=== GIVEN RECORDS ===
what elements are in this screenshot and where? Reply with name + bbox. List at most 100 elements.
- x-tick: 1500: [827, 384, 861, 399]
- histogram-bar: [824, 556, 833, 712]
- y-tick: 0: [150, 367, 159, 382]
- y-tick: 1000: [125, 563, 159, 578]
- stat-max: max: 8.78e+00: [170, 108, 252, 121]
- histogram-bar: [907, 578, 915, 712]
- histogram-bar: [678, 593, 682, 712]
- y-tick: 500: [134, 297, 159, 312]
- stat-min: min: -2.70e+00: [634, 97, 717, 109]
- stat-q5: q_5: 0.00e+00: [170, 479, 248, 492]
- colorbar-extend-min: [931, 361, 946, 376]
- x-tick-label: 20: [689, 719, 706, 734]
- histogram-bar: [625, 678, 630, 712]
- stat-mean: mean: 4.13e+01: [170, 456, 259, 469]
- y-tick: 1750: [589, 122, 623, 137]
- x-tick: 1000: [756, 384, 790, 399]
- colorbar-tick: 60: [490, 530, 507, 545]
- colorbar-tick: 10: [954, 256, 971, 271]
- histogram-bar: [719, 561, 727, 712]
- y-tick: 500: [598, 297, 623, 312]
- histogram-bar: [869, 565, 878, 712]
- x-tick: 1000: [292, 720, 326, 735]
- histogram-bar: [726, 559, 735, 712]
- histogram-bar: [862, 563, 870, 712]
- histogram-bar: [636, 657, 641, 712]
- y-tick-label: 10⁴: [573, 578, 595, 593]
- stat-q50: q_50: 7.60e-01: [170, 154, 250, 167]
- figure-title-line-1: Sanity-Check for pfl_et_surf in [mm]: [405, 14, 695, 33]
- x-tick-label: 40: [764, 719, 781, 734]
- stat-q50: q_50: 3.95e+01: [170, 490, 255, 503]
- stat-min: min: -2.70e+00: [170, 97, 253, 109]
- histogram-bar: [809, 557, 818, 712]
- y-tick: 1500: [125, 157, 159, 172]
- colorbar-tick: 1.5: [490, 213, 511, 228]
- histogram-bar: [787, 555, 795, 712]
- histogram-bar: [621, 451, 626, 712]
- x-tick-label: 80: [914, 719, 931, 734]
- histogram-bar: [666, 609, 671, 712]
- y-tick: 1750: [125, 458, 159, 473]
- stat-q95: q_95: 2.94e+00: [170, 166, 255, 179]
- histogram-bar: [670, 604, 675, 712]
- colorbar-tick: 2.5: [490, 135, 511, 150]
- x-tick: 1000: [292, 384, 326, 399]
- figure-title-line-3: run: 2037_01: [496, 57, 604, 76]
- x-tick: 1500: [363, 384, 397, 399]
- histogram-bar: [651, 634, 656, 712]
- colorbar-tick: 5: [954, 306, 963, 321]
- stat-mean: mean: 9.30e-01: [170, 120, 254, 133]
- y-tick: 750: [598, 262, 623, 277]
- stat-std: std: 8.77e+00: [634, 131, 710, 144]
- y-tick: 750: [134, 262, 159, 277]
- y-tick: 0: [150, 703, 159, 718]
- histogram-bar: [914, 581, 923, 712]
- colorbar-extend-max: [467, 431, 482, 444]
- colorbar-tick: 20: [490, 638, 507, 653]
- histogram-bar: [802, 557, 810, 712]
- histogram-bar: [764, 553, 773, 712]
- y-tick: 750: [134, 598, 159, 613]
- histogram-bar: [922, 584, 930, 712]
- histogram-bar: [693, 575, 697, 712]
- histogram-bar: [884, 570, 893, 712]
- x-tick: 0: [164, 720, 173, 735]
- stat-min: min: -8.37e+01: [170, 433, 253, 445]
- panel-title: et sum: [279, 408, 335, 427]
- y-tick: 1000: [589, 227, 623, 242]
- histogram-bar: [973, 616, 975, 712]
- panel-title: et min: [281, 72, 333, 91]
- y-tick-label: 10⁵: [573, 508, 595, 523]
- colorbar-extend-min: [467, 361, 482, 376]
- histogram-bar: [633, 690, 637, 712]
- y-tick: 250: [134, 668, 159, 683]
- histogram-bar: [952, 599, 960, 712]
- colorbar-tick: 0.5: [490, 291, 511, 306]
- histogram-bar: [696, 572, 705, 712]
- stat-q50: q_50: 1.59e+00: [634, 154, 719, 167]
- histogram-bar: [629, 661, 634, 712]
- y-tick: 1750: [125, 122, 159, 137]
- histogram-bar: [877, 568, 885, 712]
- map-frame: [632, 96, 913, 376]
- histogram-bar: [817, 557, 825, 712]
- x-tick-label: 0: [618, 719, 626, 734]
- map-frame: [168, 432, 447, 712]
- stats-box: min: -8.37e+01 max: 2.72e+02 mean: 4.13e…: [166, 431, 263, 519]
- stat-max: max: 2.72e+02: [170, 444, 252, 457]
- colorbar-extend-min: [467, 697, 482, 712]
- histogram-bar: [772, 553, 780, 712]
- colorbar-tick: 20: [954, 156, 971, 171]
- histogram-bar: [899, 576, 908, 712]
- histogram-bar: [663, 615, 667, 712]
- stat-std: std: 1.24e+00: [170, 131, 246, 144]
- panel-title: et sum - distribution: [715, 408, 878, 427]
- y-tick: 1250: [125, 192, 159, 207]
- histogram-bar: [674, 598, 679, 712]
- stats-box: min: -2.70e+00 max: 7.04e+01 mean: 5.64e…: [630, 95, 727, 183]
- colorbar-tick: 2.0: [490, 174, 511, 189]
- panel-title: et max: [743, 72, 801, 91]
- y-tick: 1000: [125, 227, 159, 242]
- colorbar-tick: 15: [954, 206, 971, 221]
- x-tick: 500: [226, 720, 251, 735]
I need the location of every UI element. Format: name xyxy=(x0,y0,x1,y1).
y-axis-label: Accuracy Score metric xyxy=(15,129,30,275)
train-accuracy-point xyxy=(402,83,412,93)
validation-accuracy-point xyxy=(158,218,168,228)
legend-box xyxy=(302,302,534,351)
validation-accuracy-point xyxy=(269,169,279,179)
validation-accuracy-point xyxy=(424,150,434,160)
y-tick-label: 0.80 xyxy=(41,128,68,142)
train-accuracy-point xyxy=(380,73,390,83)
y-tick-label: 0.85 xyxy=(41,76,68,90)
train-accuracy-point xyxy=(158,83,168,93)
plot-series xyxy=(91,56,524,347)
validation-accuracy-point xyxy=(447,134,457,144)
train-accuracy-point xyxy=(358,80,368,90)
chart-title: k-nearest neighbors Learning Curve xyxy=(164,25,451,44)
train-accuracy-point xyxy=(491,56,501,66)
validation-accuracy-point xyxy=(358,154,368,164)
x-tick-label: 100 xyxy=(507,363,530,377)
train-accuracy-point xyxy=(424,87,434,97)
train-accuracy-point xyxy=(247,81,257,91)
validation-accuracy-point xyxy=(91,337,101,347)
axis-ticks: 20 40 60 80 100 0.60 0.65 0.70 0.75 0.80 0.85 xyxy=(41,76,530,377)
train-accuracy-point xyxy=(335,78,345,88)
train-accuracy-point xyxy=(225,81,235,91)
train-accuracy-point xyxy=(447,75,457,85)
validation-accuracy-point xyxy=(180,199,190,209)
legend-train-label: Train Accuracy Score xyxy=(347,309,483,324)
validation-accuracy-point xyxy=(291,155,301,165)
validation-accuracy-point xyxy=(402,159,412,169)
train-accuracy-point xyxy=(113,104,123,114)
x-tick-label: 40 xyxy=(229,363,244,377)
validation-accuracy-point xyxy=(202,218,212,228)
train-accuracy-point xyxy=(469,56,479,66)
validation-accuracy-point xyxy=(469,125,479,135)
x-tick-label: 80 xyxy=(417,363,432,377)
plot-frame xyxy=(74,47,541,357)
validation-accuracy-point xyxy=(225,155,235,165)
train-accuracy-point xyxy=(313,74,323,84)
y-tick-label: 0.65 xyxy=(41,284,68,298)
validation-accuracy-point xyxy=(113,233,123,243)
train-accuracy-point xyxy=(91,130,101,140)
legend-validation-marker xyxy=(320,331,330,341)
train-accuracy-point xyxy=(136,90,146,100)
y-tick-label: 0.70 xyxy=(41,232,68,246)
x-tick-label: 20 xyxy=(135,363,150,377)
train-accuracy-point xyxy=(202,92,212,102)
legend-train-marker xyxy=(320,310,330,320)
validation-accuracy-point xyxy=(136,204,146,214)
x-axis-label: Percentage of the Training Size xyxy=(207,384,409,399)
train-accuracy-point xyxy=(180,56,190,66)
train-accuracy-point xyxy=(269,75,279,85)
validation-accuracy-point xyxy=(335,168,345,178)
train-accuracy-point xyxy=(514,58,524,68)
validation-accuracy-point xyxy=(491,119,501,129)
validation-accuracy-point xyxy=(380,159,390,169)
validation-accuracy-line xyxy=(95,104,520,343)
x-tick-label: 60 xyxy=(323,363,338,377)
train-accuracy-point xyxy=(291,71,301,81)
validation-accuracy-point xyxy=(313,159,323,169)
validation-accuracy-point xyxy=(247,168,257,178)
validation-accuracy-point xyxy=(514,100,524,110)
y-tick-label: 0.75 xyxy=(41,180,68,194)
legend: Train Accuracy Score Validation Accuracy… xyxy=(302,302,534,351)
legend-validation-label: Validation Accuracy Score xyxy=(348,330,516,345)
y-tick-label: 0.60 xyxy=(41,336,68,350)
===
▶ **TASK REQUIREMENTS**: Can you transcribe the items word for word, from their first line down through the line containing "- histogram-bar: [636, 657, 641, 712]", with that line included?

▶ **THE SOLUTION**:
what elements are in this screenshot and where? Reply with name + bbox. List at most 100 elements.
- x-tick: 1500: [827, 384, 861, 399]
- histogram-bar: [824, 556, 833, 712]
- y-tick: 0: [150, 367, 159, 382]
- y-tick: 1000: [125, 563, 159, 578]
- stat-max: max: 8.78e+00: [170, 108, 252, 121]
- histogram-bar: [907, 578, 915, 712]
- histogram-bar: [678, 593, 682, 712]
- y-tick: 500: [134, 297, 159, 312]
- stat-min: min: -2.70e+00: [634, 97, 717, 109]
- stat-q5: q_5: 0.00e+00: [170, 479, 248, 492]
- colorbar-extend-min: [931, 361, 946, 376]
- x-tick-label: 20: [689, 719, 706, 734]
- histogram-bar: [625, 678, 630, 712]
- stat-mean: mean: 4.13e+01: [170, 456, 259, 469]
- y-tick: 1750: [589, 122, 623, 137]
- x-tick: 1000: [756, 384, 790, 399]
- colorbar-tick: 60: [490, 530, 507, 545]
- colorbar-tick: 10: [954, 256, 971, 271]
- histogram-bar: [719, 561, 727, 712]
- y-tick: 500: [598, 297, 623, 312]
- histogram-bar: [869, 565, 878, 712]
- x-tick: 1000: [292, 720, 326, 735]
- histogram-bar: [726, 559, 735, 712]
- histogram-bar: [862, 563, 870, 712]
- histogram-bar: [636, 657, 641, 712]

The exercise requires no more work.